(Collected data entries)
╔══
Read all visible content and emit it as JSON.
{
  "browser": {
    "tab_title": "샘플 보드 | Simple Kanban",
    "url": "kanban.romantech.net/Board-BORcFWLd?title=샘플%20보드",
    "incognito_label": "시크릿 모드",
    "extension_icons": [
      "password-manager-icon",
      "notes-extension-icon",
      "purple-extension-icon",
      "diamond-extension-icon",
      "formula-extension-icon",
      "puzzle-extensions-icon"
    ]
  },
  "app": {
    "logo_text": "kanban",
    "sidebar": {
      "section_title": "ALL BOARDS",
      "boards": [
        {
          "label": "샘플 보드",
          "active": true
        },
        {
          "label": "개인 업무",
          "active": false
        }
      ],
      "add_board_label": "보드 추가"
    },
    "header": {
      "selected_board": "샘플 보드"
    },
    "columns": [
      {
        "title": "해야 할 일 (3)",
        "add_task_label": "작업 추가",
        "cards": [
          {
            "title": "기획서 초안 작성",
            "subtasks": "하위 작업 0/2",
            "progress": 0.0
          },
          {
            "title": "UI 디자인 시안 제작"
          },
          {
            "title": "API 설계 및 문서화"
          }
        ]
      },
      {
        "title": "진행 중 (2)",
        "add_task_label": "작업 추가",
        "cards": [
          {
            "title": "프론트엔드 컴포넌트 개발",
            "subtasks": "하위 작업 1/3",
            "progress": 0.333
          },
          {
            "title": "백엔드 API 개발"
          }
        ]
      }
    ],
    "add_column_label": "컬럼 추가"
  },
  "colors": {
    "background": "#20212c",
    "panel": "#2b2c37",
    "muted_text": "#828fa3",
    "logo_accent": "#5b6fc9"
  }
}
╚══
> **What to produce**
Output every record above exactly as it appears.

> **Solution for this exercise**
Read all visible content and emit it as JSON.
{
  "browser": {
    "tab_title": "샘플 보드 | Simple Kanban",
    "url": "kanban.romantech.net/Board-BORcFWLd?title=샘플%20보드",
    "incognito_label": "시크릿 모드",
    "extension_icons": [
      "password-manager-icon",
      "notes-extension-icon",
      "purple-extension-icon",
      "diamond-extension-icon",
      "formula-extension-icon",
      "puzzle-extensions-icon"
    ]
  },
  "app": {
    "logo_text": "kanban",
    "sidebar": {
      "section_title": "ALL BOARDS",
      "boards": [
        {
          "label": "샘플 보드",
          "active": true
        },
        {
          "label": "개인 업무",
          "active": false
        }
      ],
      "add_board_label": "보드 추가"
    },
    "header": {
      "selected_board": "샘플 보드"
    },
    "columns": [
      {
        "title": "해야 할 일 (3)",
        "add_task_label": "작업 추가",
        "cards": [
          {
            "title": "기획서 초안 작성",
            "subtasks": "하위 작업 0/2",
            "progress": 0.0
          },
          {
            "title": "UI 디자인 시안 제작"
          },
          {
            "title": "API 설계 및 문서화"
          }
        ]
      },
      {
        "title": "진행 중 (2)",
        "add_task_label": "작업 추가",
        "cards": [
          {
            "title": "프론트엔드 컴포넌트 개발",
            "subtasks": "하위 작업 1/3",
            "progress": 0.333
          },
          {
            "title": "백엔드 API 개발"
          }
        ]
      }
    ],
    "add_column_label": "컬럼 추가"
  },
  "colors": {
    "background": "#20212c",
    "panel": "#2b2c37",
    "muted_text": "#828fa3",
    "logo_accent": "#5b6fc9"
  }
}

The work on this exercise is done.